** begin Entries shown **

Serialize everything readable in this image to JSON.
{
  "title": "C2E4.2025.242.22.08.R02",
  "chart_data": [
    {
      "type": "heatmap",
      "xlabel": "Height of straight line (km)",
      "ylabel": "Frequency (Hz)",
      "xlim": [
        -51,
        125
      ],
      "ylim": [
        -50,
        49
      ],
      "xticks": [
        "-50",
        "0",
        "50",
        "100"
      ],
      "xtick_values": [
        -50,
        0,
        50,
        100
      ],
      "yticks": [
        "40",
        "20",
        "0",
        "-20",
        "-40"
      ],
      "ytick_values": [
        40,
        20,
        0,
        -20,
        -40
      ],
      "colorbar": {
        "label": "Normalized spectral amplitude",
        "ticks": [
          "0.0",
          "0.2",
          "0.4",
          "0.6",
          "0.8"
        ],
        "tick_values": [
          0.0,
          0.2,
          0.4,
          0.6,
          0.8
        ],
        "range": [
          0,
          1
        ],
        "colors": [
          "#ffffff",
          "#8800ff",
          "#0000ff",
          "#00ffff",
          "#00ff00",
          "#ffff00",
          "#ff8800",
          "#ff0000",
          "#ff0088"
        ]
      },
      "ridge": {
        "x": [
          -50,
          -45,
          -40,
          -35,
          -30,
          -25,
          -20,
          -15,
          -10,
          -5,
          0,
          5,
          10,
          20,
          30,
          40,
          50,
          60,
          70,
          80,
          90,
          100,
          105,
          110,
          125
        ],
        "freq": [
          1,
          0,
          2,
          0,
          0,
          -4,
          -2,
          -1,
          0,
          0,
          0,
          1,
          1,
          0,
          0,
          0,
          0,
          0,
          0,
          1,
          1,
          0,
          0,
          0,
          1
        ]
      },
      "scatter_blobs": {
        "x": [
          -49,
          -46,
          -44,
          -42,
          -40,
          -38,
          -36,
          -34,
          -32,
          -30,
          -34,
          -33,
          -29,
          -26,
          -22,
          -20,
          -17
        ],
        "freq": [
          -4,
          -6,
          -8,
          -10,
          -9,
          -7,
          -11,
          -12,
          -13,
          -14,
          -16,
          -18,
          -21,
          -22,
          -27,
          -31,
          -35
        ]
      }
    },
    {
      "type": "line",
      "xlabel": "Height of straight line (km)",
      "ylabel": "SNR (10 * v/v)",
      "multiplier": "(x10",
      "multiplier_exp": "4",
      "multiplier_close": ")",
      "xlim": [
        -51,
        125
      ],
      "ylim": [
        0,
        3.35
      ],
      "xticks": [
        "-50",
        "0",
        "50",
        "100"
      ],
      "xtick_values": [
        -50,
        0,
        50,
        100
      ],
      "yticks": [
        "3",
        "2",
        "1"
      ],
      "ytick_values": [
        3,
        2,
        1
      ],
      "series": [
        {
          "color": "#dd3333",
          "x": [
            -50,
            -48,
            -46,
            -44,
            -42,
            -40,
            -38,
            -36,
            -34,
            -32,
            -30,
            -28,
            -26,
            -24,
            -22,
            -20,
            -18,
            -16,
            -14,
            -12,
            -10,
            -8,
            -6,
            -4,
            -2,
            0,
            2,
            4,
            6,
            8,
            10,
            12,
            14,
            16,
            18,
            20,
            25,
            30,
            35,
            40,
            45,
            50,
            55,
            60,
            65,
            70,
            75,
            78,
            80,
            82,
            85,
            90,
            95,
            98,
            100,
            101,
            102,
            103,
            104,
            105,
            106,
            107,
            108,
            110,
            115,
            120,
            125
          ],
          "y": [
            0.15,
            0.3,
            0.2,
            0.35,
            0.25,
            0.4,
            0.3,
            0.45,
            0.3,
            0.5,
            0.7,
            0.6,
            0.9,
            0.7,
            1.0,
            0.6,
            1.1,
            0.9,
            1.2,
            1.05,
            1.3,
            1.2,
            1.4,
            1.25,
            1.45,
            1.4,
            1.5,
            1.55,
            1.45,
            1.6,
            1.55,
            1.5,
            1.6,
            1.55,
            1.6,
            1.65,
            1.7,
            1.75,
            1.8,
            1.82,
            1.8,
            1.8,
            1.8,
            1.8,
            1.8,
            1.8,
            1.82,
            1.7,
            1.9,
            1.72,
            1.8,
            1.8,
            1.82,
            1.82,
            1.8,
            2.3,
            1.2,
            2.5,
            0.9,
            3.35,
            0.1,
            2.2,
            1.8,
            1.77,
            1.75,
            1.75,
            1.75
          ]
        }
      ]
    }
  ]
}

** end Entries shown **

_Given exercise:_ Gather up the lines that contain the word "ylabel".

_Completed exercise:_
      "ylabel": "Frequency (Hz)",
      "ylabel": "SNR (10 * v/v)",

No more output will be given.